## Job:
Which lines include the word "item"? Copy each of them.

## Given entries:
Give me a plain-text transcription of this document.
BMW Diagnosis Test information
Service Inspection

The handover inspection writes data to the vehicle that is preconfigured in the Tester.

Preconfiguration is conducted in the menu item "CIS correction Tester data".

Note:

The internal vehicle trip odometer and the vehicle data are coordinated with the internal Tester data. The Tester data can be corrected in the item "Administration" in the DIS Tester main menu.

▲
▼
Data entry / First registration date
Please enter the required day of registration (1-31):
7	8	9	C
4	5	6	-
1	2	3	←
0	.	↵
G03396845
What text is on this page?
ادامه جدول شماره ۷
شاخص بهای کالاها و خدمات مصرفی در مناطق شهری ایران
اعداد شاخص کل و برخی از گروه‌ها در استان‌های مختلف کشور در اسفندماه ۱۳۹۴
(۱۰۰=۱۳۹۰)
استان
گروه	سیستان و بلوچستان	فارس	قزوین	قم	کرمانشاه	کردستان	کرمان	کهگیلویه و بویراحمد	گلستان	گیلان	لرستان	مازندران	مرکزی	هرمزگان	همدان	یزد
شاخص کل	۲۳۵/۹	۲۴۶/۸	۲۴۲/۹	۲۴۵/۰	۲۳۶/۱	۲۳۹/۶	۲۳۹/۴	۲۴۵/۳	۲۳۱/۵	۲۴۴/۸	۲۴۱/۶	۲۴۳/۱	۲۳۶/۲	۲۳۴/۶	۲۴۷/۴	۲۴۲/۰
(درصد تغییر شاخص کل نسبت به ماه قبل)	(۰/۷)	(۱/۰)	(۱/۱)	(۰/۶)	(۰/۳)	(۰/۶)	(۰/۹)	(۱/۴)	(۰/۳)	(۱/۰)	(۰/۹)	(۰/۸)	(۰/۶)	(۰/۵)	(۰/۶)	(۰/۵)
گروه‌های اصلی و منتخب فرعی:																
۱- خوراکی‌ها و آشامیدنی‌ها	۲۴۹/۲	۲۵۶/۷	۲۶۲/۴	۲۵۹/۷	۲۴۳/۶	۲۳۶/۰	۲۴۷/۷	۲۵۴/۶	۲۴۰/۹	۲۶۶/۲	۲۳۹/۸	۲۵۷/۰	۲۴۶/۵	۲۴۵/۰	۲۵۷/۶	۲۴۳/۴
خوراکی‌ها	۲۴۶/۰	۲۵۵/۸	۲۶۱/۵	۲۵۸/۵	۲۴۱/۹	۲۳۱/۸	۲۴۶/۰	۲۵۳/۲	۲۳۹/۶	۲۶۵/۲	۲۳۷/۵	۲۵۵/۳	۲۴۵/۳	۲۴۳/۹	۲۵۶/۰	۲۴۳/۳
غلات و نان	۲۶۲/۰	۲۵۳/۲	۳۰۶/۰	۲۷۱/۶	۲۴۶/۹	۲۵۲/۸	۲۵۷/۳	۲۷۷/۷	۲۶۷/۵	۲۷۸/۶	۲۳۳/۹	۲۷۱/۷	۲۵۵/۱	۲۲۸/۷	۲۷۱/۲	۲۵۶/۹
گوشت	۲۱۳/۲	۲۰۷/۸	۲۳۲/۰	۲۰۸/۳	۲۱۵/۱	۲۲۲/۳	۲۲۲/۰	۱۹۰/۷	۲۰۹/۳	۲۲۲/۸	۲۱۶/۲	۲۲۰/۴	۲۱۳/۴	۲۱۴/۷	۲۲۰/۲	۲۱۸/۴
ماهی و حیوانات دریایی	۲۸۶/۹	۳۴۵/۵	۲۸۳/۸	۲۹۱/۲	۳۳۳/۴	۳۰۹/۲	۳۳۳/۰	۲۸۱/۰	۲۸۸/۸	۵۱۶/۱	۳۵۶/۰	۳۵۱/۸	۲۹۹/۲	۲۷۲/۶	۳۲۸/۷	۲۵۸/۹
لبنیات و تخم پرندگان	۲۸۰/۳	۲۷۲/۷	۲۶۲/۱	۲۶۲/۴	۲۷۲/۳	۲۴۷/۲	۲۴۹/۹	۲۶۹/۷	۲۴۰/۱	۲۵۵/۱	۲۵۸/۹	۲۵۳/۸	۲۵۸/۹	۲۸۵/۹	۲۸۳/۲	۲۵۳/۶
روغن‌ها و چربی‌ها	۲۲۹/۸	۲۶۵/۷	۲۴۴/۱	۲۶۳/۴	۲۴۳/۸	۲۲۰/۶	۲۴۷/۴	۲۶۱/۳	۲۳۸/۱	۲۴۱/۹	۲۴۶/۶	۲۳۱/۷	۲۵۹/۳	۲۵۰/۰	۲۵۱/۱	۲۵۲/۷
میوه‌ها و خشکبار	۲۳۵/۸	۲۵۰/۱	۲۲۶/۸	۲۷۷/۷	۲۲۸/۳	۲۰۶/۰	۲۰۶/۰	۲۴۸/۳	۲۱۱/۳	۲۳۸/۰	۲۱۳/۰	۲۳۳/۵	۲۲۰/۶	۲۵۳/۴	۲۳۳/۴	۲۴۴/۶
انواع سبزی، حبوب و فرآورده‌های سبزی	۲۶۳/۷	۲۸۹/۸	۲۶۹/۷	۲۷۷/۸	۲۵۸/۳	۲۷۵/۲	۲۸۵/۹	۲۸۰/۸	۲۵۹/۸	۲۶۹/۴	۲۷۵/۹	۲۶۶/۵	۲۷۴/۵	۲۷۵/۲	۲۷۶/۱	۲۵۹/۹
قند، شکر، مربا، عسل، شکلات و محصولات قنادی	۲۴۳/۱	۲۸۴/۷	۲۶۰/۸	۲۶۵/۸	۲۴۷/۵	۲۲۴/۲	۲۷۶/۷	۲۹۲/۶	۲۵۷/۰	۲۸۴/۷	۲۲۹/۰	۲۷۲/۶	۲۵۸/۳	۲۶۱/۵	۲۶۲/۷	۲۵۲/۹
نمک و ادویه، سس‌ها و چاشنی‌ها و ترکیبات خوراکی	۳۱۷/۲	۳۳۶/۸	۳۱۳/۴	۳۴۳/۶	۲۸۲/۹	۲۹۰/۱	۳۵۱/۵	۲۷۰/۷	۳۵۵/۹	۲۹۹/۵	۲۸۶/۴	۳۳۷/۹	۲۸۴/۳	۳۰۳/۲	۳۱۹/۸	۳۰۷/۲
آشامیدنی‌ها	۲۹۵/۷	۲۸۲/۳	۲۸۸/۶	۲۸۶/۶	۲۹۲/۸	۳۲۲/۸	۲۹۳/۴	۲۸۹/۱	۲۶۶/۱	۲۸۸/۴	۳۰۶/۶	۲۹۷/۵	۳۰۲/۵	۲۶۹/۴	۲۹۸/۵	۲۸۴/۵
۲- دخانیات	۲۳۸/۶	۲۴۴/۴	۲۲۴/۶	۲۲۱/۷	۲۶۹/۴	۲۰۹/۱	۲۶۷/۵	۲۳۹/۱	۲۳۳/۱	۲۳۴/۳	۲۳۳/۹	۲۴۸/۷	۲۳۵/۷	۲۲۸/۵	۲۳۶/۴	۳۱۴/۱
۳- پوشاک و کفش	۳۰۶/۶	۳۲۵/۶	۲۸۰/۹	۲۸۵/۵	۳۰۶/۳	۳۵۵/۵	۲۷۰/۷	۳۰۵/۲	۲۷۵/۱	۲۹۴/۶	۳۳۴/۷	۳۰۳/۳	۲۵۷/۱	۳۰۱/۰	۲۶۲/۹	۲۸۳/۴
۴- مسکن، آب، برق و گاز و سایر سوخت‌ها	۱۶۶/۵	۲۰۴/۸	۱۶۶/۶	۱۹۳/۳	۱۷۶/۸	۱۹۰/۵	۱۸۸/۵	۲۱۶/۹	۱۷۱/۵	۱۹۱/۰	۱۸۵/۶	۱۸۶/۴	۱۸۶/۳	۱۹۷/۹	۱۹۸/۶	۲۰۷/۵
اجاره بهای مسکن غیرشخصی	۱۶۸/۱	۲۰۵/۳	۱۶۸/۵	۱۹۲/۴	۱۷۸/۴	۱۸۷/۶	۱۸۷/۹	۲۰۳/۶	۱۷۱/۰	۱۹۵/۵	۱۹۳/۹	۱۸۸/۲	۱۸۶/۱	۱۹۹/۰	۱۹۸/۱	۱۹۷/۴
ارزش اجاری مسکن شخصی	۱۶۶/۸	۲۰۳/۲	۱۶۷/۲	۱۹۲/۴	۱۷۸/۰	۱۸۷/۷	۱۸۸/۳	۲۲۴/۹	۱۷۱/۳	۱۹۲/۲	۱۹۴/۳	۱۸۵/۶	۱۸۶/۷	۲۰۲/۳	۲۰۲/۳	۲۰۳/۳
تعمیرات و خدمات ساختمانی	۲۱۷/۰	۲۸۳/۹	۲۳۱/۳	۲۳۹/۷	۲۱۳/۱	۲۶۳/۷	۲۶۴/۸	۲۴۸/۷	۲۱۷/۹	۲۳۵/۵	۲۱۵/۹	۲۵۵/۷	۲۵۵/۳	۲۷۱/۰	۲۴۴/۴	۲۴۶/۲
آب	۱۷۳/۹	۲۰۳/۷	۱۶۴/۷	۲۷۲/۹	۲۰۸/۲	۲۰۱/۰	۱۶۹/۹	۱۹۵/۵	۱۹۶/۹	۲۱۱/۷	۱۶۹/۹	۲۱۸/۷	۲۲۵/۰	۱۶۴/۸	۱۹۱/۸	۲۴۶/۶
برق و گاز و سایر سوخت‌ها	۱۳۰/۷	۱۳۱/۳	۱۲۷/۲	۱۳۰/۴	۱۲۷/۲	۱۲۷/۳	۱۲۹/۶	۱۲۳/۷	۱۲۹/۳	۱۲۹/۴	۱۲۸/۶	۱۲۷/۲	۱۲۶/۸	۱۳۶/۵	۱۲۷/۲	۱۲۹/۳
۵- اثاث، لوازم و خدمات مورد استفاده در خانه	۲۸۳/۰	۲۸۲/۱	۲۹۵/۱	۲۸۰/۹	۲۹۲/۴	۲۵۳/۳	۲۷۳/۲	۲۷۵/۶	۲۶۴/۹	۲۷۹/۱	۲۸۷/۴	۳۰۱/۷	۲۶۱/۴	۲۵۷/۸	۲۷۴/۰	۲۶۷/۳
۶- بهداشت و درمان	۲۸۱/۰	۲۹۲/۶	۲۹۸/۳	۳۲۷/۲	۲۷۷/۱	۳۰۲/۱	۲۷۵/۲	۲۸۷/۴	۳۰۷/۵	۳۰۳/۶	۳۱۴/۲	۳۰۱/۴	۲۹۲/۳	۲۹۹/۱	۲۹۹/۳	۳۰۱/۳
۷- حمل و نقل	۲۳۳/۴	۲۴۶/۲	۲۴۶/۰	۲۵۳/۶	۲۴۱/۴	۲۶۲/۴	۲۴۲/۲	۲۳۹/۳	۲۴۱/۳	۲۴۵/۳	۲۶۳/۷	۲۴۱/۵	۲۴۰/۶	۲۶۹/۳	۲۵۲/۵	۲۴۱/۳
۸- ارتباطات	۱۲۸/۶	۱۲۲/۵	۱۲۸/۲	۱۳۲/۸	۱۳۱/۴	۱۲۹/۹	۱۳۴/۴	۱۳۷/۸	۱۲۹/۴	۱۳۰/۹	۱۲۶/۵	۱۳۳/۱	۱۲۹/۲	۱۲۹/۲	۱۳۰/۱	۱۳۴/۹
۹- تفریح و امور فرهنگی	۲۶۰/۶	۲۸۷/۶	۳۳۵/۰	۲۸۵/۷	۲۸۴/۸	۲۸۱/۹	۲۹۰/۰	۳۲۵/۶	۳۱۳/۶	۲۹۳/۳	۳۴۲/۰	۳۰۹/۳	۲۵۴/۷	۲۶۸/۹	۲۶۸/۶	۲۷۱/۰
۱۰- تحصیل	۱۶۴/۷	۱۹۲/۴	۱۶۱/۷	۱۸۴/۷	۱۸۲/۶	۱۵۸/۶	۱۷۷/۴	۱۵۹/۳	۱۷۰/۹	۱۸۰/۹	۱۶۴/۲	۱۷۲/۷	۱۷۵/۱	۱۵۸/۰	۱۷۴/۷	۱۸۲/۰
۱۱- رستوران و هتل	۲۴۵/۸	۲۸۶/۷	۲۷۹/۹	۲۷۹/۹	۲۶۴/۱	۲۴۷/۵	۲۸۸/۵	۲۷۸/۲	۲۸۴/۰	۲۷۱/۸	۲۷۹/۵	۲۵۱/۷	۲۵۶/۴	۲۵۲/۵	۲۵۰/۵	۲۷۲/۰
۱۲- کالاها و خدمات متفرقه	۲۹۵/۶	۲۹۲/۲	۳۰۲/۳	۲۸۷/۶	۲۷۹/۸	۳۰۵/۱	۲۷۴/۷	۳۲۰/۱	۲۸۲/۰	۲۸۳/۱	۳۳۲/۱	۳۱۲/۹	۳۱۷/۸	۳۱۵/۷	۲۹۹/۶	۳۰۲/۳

## Solution to this exercise:
Preconfiguration is conducted in the menu item "CIS correction Tester data".
The internal vehicle trip odometer and the vehicle data are coordinated with the internal Tester data. The Tester data can be corrected in the item "Administration" in the DIS Tester main menu.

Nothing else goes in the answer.